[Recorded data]
■ ■ ■ ■ ■

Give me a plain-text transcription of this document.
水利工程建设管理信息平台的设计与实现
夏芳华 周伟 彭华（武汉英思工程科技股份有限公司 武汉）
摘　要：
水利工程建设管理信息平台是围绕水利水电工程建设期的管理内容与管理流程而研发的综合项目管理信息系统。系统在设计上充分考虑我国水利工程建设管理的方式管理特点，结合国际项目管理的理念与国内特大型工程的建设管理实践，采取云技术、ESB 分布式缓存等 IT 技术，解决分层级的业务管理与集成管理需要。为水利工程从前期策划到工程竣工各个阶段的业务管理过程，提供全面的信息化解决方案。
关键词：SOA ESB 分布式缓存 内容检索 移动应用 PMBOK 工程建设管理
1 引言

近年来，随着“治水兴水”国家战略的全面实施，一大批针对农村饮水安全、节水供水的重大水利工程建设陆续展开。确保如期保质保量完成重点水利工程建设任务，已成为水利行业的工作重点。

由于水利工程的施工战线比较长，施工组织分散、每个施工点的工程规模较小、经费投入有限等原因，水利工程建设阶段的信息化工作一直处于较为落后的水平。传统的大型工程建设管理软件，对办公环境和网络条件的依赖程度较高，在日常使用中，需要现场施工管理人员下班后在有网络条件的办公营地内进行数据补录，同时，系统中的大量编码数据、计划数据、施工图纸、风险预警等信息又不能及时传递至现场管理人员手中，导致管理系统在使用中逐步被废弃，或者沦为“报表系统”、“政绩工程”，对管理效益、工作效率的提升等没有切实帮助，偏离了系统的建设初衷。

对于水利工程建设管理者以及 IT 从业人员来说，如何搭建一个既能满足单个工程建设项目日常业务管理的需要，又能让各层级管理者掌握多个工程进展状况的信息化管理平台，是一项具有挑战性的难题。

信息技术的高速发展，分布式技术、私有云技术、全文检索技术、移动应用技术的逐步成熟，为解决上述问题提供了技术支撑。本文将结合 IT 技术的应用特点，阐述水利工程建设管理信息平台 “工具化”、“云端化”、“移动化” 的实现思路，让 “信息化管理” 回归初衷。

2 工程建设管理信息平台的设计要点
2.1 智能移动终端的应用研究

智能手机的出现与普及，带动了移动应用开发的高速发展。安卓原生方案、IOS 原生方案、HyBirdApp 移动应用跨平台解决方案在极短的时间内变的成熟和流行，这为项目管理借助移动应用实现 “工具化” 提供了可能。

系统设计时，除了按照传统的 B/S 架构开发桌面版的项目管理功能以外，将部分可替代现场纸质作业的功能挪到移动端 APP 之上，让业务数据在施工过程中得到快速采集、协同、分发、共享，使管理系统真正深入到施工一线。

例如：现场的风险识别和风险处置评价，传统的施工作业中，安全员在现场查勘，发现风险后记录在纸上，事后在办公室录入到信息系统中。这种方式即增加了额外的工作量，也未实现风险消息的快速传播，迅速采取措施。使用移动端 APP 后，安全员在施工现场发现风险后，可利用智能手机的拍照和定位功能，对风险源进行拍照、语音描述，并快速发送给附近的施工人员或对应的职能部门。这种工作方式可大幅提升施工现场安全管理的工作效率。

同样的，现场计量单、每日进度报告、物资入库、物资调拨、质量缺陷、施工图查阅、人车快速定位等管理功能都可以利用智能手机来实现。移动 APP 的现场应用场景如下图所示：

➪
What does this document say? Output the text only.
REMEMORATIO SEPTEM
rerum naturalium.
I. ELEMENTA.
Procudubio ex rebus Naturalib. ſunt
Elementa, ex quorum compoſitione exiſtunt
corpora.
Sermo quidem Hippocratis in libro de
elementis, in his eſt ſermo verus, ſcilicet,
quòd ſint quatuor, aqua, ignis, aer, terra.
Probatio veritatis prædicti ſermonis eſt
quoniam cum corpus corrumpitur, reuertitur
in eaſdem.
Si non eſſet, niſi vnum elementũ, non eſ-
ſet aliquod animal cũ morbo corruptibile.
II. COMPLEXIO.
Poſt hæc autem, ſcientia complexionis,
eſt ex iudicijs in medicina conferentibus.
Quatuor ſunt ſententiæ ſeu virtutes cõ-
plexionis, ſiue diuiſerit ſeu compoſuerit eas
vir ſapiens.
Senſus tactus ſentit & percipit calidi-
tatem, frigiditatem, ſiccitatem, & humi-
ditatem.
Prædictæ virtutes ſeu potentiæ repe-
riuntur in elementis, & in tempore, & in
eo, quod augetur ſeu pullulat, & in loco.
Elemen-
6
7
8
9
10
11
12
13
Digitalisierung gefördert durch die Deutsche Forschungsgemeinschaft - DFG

■ ■ ■ ■ ■

**What you have to do:** Reproduce the material above without altering a single character.

**Task response:**
Give me a plain-text transcription of this document.
水利工程建设管理信息平台的设计与实现
夏芳华 周伟 彭华（武汉英思工程科技股份有限公司 武汉）
摘　要：
水利工程建设管理信息平台是围绕水利水电工程建设期的管理内容与管理流程而研发的综合项目管理信息系统。系统在设计上充分考虑我国水利工程建设管理的方式管理特点，结合国际项目管理的理念与国内特大型工程的建设管理实践，采取云技术、ESB 分布式缓存等 IT 技术，解决分层级的业务管理与集成管理需要。为水利工程从前期策划到工程竣工各个阶段的业务管理过程，提供全面的信息化解决方案。
关键词：SOA ESB 分布式缓存 内容检索 移动应用 PMBOK 工程建设管理
1 引言

近年来，随着“治水兴水”国家战略的全面实施，一大批针对农村饮水安全、节水供水的重大水利工程建设陆续展开。确保如期保质保量完成重点水利工程建设任务，已成为水利行业的工作重点。

由于水利工程的施工战线比较长，施工组织分散、每个施工点的工程规模较小、经费投入有限等原因，水利工程建设阶段的信息化工作一直处于较为落后的水平。传统的大型工程建设管理软件，对办公环境和网络条件的依赖程度较高，在日常使用中，需要现场施工管理人员下班后在有网络条件的办公营地内进行数据补录，同时，系统中的大量编码数据、计划数据、施工图纸、风险预警等信息又不能及时传递至现场管理人员手中，导致管理系统在使用中逐步被废弃，或者沦为“报表系统”、“政绩工程”，对管理效益、工作效率的提升等没有切实帮助，偏离了系统的建设初衷。

对于水利工程建设管理者以及 IT 从业人员来说，如何搭建一个既能满足单个工程建设项目日常业务管理的需要，又能让各层级管理者掌握多个工程进展状况的信息化管理平台，是一项具有挑战性的难题。

信息技术的高速发展，分布式技术、私有云技术、全文检索技术、移动应用技术的逐步成熟，为解决上述问题提供了技术支撑。本文将结合 IT 技术的应用特点，阐述水利工程建设管理信息平台 “工具化”、“云端化”、“移动化” 的实现思路，让 “信息化管理” 回归初衷。

2 工程建设管理信息平台的设计要点
2.1 智能移动终端的应用研究

智能手机的出现与普及，带动了移动应用开发的高速发展。安卓原生方案、IOS 原生方案、HyBirdApp 移动应用跨平台解决方案在极短的时间内变的成熟和流行，这为项目管理借助移动应用实现 “工具化” 提供了可能。

系统设计时，除了按照传统的 B/S 架构开发桌面版的项目管理功能以外，将部分可替代现场纸质作业的功能挪到移动端 APP 之上，让业务数据在施工过程中得到快速采集、协同、分发、共享，使管理系统真正深入到施工一线。

例如：现场的风险识别和风险处置评价，传统的施工作业中，安全员在现场查勘，发现风险后记录在纸上，事后在办公室录入到信息系统中。这种方式即增加了额外的工作量，也未实现风险消息的快速传播，迅速采取措施。使用移动端 APP 后，安全员在施工现场发现风险后，可利用智能手机的拍照和定位功能，对风险源进行拍照、语音描述，并快速发送给附近的施工人员或对应的职能部门。这种工作方式可大幅提升施工现场安全管理的工作效率。

同样的，现场计量单、每日进度报告、物资入库、物资调拨、质量缺陷、施工图查阅、人车快速定位等管理功能都可以利用智能手机来实现。移动 APP 的现场应用场景如下图所示：

➪
What does this document say? Output the text only.
REMEMORATIO SEPTEM
rerum naturalium.
I. ELEMENTA.
Procudubio ex rebus Naturalib. ſunt
Elementa, ex quorum compoſitione exiſtunt
corpora.
Sermo quidem Hippocratis in libro de
elementis, in his eſt ſermo verus, ſcilicet,
quòd ſint quatuor, aqua, ignis, aer, terra.
Probatio veritatis prædicti ſermonis eſt
quoniam cum corpus corrumpitur, reuertitur
in eaſdem.
Si non eſſet, niſi vnum elementũ, non eſ-
ſet aliquod animal cũ morbo corruptibile.
II. COMPLEXIO.
Poſt hæc autem, ſcientia complexionis,
eſt ex iudicijs in medicina conferentibus.
Quatuor ſunt ſententiæ ſeu virtutes cõ-
plexionis, ſiue diuiſerit ſeu compoſuerit eas
vir ſapiens.
Senſus tactus ſentit & percipit calidi-
tatem, frigiditatem, ſiccitatem, & humi-
ditatem.
Prædictæ virtutes ſeu potentiæ repe-
riuntur in elementis, & in tempore, & in
eo, quod augetur ſeu pullulat, & in loco.
Elemen-
6
7
8
9
10
11
12
13
Digitalisierung gefördert durch die Deutsche Forschungsgemeinschaft - DFG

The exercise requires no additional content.